══ DATASET EXCERPTS ══
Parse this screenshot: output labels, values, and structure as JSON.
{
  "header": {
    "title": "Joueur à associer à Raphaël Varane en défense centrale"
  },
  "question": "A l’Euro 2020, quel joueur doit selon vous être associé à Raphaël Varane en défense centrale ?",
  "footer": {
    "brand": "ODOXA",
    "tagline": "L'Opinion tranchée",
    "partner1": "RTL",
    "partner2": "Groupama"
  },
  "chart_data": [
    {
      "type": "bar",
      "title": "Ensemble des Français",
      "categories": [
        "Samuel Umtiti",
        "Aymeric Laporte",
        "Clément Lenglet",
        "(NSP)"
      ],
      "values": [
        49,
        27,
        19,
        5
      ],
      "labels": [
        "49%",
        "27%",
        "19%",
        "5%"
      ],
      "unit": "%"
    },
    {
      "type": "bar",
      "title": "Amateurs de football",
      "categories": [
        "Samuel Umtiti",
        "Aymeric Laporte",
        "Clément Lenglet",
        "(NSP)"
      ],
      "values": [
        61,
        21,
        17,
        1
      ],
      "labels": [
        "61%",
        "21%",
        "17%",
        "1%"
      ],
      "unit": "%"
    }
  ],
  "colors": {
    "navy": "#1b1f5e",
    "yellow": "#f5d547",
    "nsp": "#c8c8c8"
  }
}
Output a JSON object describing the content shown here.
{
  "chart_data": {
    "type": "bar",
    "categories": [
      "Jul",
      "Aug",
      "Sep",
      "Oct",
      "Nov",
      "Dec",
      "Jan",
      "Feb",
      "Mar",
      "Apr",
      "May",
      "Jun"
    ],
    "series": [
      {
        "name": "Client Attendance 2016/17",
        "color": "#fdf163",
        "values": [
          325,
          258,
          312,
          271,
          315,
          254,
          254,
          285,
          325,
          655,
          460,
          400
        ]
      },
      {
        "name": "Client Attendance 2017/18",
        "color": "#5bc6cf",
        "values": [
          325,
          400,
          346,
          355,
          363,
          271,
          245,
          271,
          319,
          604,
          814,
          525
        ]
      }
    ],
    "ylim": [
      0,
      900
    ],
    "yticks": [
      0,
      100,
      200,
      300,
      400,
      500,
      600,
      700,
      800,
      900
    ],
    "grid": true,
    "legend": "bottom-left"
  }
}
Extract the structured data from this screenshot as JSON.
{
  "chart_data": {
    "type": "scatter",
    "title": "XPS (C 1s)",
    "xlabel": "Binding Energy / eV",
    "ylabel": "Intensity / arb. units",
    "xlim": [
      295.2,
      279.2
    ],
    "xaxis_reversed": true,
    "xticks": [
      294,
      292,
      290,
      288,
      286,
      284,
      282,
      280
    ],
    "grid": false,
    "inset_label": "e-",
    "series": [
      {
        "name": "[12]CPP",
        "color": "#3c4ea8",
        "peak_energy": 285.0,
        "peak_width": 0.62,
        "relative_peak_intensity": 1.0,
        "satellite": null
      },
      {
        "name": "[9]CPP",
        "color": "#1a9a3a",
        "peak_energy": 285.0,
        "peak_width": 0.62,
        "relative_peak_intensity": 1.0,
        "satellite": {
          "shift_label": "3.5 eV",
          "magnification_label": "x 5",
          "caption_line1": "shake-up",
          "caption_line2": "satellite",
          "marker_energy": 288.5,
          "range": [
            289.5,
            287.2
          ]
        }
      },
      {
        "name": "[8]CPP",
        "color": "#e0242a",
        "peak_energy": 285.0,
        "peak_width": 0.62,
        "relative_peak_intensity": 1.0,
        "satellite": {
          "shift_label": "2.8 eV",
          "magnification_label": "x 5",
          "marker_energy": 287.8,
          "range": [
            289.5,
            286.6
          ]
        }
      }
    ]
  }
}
═══
Each record above should be repeated exactly as it appears.

* [TASK ANSWER]
Parse this screenshot: output labels, values, and structure as JSON.
{
  "header": {
    "title": "Joueur à associer à Raphaël Varane en défense centrale"
  },
  "question": "A l’Euro 2020, quel joueur doit selon vous être associé à Raphaël Varane en défense centrale ?",
  "footer": {
    "brand": "ODOXA",
    "tagline": "L'Opinion tranchée",
    "partner1": "RTL",
    "partner2": "Groupama"
  },
  "chart_data": [
    {
      "type": "bar",
      "title": "Ensemble des Français",
      "categories": [
        "Samuel Umtiti",
        "Aymeric Laporte",
        "Clément Lenglet",
        "(NSP)"
      ],
      "values": [
        49,
        27,
        19,
        5
      ],
      "labels": [
        "49%",
        "27%",
        "19%",
        "5%"
      ],
      "unit": "%"
    },
    {
      "type": "bar",
      "title": "Amateurs de football",
      "categories": [
        "Samuel Umtiti",
        "Aymeric Laporte",
        "Clément Lenglet",
        "(NSP)"
      ],
      "values": [
        61,
        21,
        17,
        1
      ],
      "labels": [
        "61%",
        "21%",
        "17%",
        "1%"
      ],
      "unit": "%"
    }
  ],
  "colors": {
    "navy": "#1b1f5e",
    "yellow": "#f5d547",
    "nsp": "#c8c8c8"
  }
}
Output a JSON object describing the content shown here.
{
  "chart_data": {
    "type": "bar",
    "categories": [
      "Jul",
      "Aug",
      "Sep",
      "Oct",
      "Nov",
      "Dec",
      "Jan",
      "Feb",
      "Mar",
      "Apr",
      "May",
      "Jun"
    ],
    "series": [
      {
        "name": "Client Attendance 2016/17",
        "color": "#fdf163",
        "values": [
          325,
          258,
          312,
          271,
          315,
          254,
          254,
          285,
          325,
          655,
          460,
          400
        ]
      },
      {
        "name": "Client Attendance 2017/18",
        "color": "#5bc6cf",
        "values": [
          325,
          400,
          346,
          355,
          363,
          271,
          245,
          271,
          319,
          604,
          814,
          525
        ]
      }
    ],
    "ylim": [
      0,
      900
    ],
    "yticks": [
      0,
      100,
      200,
      300,
      400,
      500,
      600,
      700,
      800,
      900
    ],
    "grid": true,
    "legend": "bottom-left"
  }
}
Extract the structured data from this screenshot as JSON.
{
  "chart_data": {
    "type": "scatter",
    "title": "XPS (C 1s)",
    "xlabel": "Binding Energy / eV",
    "ylabel": "Intensity / arb. units",
    "xlim": [
      295.2,
      279.2
    ],
    "xaxis_reversed": true,
    "xticks": [
      294,
      292,
      290,
      288,
      286,
      284,
      282,
      280
    ],
    "grid": false,
    "inset_label": "e-",
    "series": [
      {
        "name": "[12]CPP",
        "color": "#3c4ea8",
        "peak_energy": 285.0,
        "peak_width": 0.62,
        "relative_peak_intensity": 1.0,
        "satellite": null
      },
      {
        "name": "[9]CPP",
        "color": "#1a9a3a",
        "peak_energy": 285.0,
        "peak_width": 0.62,
        "relative_peak_intensity": 1.0,
        "satellite": {
          "shift_label": "3.5 eV",
          "magnification_label": "x 5",
          "caption_line1": "shake-up",
          "caption_line2": "satellite",
          "marker_energy": 288.5,
          "range": [
            289.5,
            287.2
          ]
        }
      },
      {
        "name": "[8]CPP",
        "color": "#e0242a",
        "peak_energy": 285.0,
        "peak_width": 0.62,
        "relative_peak_intensity": 1.0,
        "satellite": {
          "shift_label": "2.8 eV",
          "magnification_label": "x 5",
          "marker_energy": 287.8,
          "range": [
            289.5,
            286.6
          ]
        }
      }
    ]
  }
}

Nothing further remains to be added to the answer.